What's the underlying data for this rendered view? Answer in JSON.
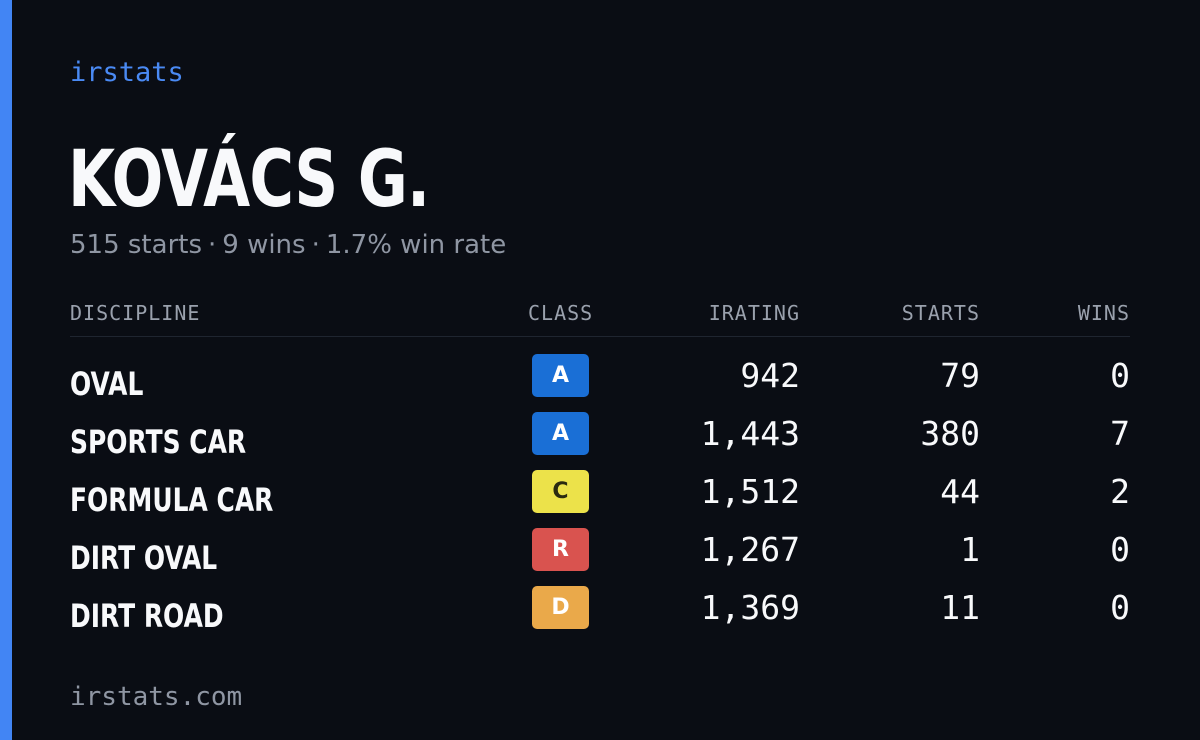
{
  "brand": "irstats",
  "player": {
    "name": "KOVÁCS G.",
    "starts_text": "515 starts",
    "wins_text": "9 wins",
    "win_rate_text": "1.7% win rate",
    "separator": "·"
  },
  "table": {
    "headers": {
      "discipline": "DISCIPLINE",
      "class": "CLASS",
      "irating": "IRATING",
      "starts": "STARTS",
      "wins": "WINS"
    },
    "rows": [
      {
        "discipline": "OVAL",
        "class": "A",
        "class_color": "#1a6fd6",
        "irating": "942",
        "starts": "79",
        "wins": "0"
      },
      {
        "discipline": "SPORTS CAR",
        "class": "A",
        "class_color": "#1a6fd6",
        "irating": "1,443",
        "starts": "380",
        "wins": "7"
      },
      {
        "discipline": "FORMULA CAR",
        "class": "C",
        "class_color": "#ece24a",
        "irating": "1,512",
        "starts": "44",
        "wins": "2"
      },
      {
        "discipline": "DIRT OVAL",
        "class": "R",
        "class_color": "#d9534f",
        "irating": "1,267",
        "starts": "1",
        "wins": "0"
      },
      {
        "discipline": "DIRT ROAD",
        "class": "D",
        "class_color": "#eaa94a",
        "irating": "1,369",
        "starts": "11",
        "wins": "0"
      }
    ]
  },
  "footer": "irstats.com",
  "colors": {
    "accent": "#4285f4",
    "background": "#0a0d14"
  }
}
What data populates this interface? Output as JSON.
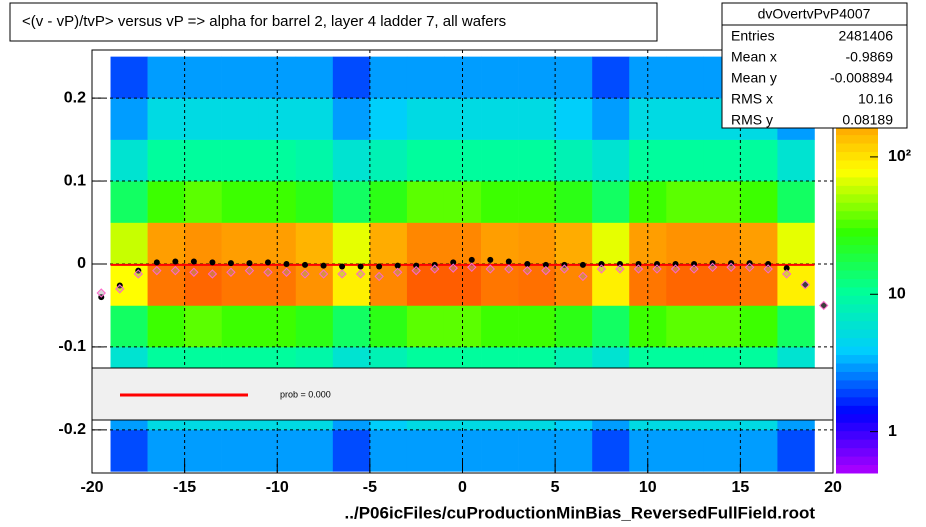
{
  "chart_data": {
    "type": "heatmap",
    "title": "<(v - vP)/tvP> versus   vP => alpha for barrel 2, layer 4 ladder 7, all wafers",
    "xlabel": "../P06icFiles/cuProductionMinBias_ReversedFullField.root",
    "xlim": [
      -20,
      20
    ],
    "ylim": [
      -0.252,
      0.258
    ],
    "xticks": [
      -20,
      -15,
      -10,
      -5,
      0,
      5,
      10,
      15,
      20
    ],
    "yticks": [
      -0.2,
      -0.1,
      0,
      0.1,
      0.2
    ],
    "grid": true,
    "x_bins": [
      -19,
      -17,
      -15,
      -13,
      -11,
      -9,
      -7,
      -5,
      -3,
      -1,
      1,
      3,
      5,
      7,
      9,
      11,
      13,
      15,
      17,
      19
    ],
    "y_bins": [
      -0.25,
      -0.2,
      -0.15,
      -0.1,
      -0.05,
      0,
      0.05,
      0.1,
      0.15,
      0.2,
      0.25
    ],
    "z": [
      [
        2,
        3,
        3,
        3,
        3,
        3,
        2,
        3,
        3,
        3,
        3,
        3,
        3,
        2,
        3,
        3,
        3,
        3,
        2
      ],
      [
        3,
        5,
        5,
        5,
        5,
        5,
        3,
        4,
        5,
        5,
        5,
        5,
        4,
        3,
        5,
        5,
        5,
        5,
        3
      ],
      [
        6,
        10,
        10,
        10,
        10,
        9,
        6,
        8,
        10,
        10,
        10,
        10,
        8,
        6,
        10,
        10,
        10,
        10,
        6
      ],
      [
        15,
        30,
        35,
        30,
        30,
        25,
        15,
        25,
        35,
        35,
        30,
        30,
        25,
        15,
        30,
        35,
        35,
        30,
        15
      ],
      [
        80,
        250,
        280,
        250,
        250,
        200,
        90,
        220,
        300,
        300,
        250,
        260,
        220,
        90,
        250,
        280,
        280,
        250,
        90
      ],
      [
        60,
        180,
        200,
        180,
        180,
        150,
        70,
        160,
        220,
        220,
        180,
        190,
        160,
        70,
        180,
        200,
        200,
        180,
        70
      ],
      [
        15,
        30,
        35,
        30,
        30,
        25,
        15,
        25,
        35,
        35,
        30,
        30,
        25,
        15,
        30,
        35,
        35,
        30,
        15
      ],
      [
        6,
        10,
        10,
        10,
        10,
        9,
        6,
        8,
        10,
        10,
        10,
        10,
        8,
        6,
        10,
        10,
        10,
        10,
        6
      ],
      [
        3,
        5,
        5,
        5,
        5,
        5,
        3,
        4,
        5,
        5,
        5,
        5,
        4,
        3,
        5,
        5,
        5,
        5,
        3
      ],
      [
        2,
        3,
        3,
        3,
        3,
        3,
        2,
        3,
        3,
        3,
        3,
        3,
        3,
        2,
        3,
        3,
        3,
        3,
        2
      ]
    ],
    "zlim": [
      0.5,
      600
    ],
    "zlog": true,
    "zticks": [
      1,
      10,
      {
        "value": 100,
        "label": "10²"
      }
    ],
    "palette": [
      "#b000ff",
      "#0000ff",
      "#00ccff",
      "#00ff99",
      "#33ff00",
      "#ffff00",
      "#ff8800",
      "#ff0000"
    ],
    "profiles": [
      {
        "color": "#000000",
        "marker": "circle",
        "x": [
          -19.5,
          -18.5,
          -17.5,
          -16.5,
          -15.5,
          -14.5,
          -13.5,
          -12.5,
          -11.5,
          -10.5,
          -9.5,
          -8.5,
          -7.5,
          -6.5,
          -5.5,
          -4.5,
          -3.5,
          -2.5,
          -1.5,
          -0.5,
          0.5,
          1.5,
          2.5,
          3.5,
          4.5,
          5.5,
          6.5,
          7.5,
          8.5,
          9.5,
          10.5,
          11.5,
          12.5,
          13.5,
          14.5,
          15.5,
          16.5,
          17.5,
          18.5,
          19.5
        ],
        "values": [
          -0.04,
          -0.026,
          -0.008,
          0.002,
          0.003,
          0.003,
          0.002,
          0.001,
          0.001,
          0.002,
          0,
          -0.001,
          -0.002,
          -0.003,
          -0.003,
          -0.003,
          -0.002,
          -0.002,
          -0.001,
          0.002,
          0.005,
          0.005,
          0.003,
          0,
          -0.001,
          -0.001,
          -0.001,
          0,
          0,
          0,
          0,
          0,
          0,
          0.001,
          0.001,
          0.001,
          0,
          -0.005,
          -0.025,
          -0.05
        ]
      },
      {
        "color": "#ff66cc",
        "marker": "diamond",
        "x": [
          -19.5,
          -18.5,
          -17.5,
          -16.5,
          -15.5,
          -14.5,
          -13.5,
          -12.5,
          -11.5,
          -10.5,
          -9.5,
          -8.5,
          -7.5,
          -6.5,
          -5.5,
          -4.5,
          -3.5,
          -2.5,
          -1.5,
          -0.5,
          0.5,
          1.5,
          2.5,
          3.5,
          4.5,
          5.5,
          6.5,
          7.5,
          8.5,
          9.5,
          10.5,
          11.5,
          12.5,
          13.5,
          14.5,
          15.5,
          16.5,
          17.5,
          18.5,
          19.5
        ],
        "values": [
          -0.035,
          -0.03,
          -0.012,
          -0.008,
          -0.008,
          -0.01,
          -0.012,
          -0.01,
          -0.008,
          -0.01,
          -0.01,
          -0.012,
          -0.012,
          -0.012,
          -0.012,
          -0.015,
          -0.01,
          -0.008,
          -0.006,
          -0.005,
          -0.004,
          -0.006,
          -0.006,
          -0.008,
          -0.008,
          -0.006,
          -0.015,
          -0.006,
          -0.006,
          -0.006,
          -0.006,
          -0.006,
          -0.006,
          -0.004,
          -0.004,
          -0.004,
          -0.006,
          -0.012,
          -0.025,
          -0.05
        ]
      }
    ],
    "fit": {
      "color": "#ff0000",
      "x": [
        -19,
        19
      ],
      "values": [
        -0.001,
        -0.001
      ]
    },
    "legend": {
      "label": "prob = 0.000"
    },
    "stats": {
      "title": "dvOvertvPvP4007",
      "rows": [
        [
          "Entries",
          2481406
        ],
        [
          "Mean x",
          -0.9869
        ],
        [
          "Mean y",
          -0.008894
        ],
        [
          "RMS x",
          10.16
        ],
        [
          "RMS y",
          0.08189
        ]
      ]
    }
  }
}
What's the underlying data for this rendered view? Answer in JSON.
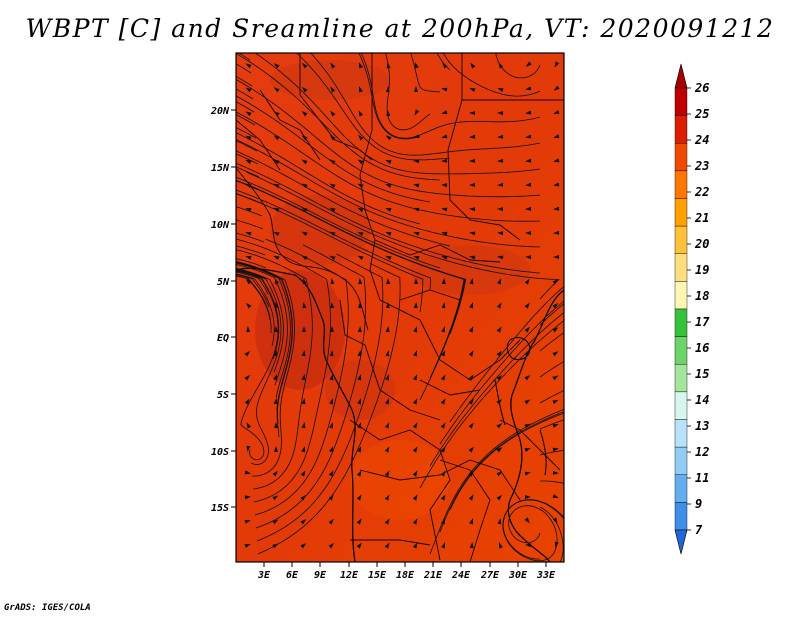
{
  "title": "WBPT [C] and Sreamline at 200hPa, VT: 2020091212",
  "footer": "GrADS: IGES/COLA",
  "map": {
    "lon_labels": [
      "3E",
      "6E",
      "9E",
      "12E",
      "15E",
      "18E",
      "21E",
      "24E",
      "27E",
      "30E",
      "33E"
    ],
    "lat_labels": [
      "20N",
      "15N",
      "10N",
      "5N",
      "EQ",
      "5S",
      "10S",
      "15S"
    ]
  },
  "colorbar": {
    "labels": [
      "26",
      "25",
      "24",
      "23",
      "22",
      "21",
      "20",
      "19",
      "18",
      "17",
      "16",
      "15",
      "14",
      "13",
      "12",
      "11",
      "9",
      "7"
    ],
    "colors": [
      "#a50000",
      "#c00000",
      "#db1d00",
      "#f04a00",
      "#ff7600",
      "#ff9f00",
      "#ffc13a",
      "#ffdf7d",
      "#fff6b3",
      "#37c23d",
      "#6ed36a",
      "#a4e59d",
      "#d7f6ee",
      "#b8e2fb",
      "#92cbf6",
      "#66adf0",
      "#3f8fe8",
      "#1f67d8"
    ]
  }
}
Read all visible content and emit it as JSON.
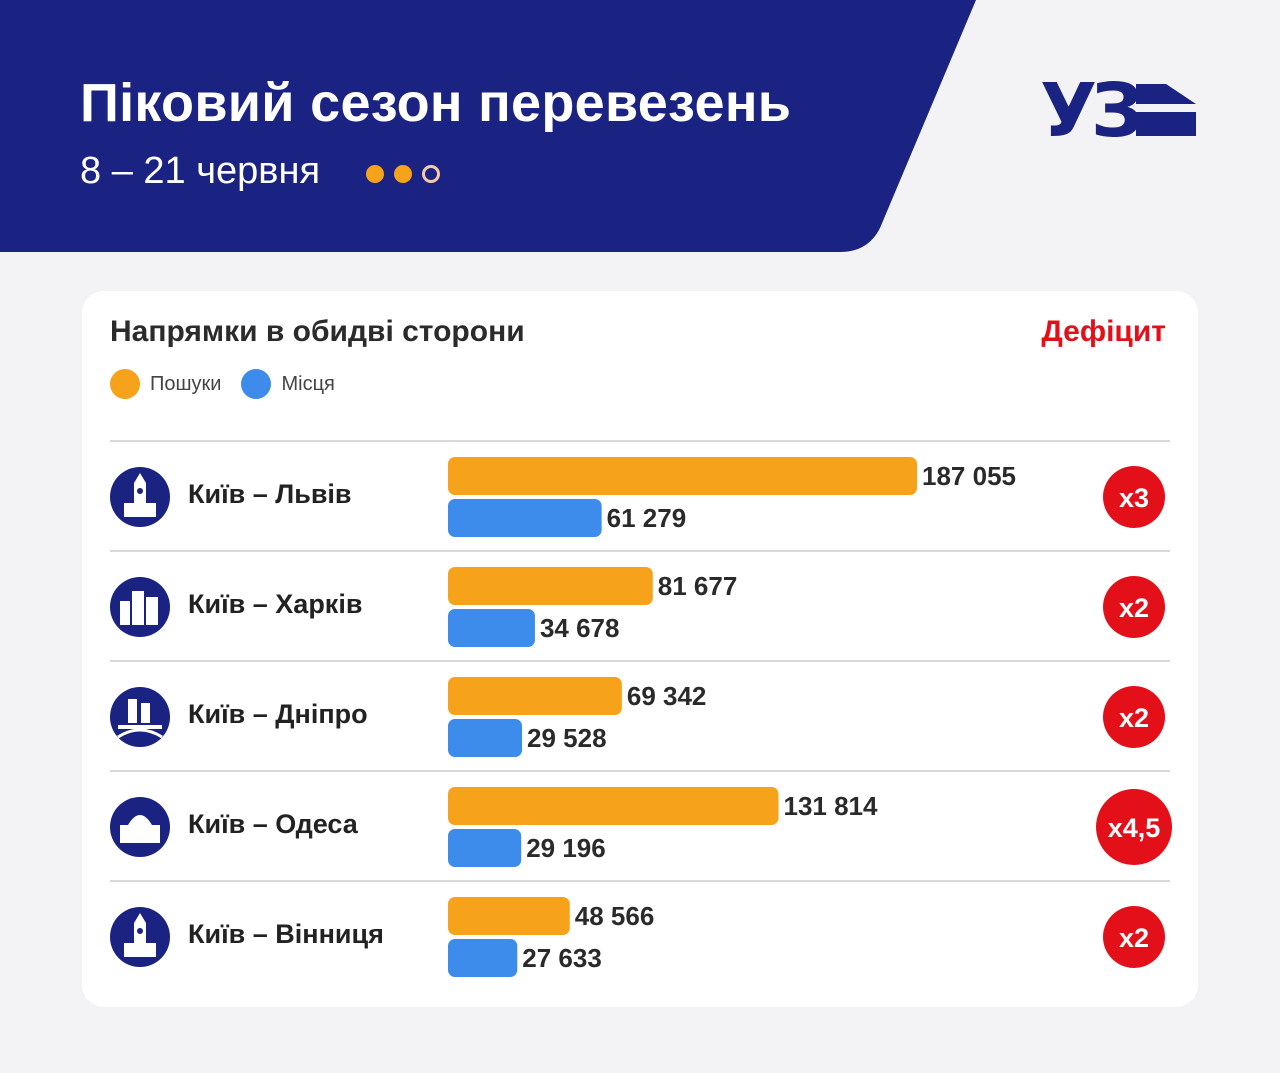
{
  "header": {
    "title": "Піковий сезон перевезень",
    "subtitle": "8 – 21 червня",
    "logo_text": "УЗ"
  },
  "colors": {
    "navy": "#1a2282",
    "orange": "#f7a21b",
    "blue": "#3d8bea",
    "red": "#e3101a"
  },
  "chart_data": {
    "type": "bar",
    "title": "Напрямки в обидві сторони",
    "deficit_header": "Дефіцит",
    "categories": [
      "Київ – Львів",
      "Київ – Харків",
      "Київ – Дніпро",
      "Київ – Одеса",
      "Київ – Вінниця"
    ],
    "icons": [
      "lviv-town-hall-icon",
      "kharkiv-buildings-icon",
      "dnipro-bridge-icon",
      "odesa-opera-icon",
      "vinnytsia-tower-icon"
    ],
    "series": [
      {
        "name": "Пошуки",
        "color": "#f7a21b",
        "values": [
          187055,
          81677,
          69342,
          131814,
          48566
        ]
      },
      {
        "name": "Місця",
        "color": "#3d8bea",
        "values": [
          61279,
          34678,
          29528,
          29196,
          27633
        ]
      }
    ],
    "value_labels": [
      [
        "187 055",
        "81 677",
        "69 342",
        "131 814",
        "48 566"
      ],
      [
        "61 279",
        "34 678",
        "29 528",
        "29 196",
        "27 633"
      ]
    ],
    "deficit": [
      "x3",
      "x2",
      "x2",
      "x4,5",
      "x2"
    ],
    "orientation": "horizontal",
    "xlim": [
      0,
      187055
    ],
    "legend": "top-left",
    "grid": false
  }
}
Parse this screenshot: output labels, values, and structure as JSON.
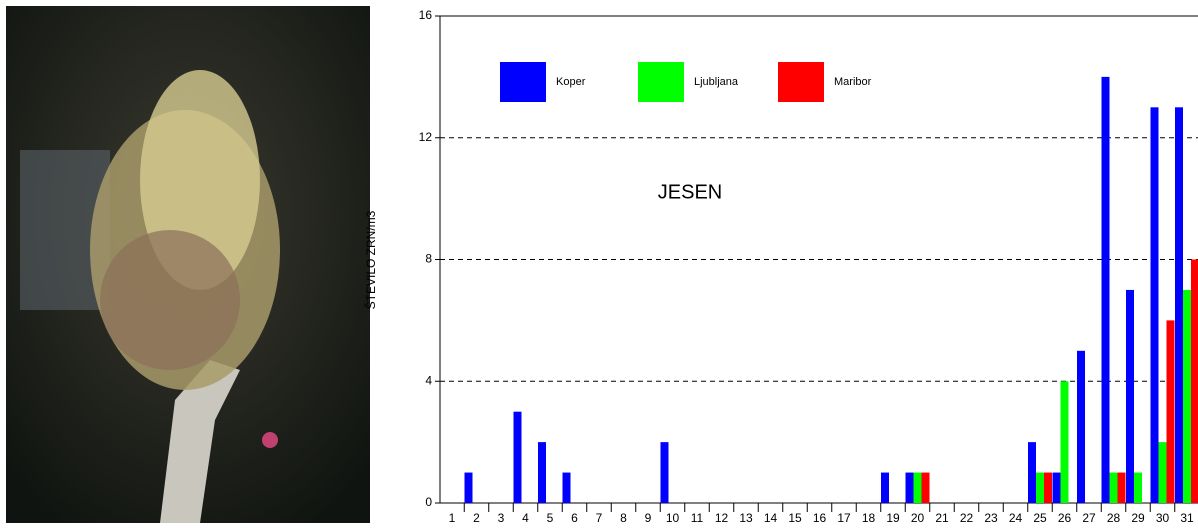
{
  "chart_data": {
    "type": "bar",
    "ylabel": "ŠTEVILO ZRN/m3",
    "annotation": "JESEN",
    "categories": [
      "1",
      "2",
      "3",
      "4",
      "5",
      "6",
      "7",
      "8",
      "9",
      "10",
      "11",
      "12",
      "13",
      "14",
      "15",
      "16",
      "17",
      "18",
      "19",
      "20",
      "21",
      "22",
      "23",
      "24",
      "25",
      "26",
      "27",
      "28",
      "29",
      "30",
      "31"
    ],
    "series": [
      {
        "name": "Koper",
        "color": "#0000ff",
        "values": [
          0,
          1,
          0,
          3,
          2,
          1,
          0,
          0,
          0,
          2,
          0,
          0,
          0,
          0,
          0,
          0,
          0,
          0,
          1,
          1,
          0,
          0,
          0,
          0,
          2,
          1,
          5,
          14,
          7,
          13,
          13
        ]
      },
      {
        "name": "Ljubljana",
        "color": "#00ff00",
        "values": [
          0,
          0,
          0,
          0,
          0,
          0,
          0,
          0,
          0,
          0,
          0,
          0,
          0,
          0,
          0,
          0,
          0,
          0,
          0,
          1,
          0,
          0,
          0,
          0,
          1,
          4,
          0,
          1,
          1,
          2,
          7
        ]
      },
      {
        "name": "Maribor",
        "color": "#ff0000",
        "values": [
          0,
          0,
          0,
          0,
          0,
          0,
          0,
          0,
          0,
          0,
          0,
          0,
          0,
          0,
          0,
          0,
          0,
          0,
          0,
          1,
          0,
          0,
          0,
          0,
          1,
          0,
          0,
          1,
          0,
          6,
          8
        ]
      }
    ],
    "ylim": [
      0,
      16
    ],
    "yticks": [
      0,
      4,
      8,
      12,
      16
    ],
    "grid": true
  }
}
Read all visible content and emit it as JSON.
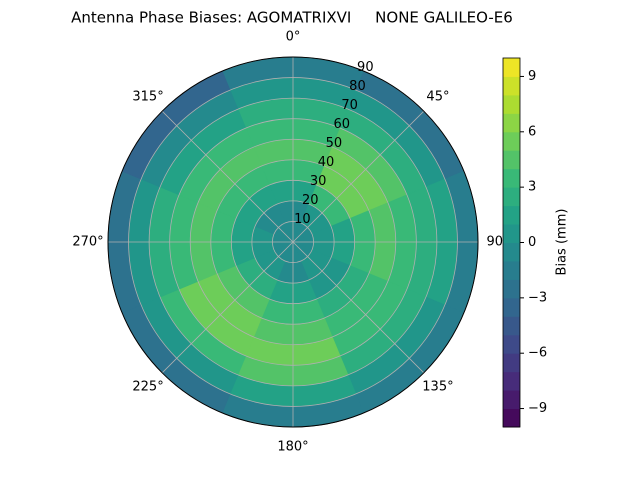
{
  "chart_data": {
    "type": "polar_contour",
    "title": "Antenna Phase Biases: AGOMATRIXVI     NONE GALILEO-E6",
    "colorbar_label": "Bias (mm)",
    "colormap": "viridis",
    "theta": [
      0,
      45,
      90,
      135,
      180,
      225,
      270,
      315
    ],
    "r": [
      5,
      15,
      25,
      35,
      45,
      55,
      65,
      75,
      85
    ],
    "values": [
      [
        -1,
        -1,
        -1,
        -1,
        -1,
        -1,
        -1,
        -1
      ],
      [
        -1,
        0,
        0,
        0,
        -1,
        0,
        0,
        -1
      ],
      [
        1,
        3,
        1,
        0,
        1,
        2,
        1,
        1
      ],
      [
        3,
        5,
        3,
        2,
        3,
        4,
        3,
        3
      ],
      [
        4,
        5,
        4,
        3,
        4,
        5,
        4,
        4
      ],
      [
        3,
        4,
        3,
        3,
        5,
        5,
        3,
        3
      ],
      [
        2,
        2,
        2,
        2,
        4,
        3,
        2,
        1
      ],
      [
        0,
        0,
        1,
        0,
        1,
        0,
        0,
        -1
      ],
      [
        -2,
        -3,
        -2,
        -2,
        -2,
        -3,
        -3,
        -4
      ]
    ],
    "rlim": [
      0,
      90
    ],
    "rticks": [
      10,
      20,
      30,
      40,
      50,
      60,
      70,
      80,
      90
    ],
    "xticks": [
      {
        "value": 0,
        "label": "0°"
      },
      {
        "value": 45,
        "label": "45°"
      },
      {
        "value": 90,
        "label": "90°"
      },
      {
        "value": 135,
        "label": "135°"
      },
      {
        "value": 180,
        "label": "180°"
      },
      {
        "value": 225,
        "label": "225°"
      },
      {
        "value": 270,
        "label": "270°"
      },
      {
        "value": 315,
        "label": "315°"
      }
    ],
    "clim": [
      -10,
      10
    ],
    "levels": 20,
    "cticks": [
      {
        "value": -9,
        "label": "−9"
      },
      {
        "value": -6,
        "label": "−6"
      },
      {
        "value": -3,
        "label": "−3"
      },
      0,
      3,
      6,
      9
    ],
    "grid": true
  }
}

········

Pull out all lines in the data above that include "wins".

    "wins_text": "9 wins",
      "wins": "WINS"
        "wins": "0"
        "wins": "7"
        "wins": "2"
        "wins": "0"
        "wins": "0"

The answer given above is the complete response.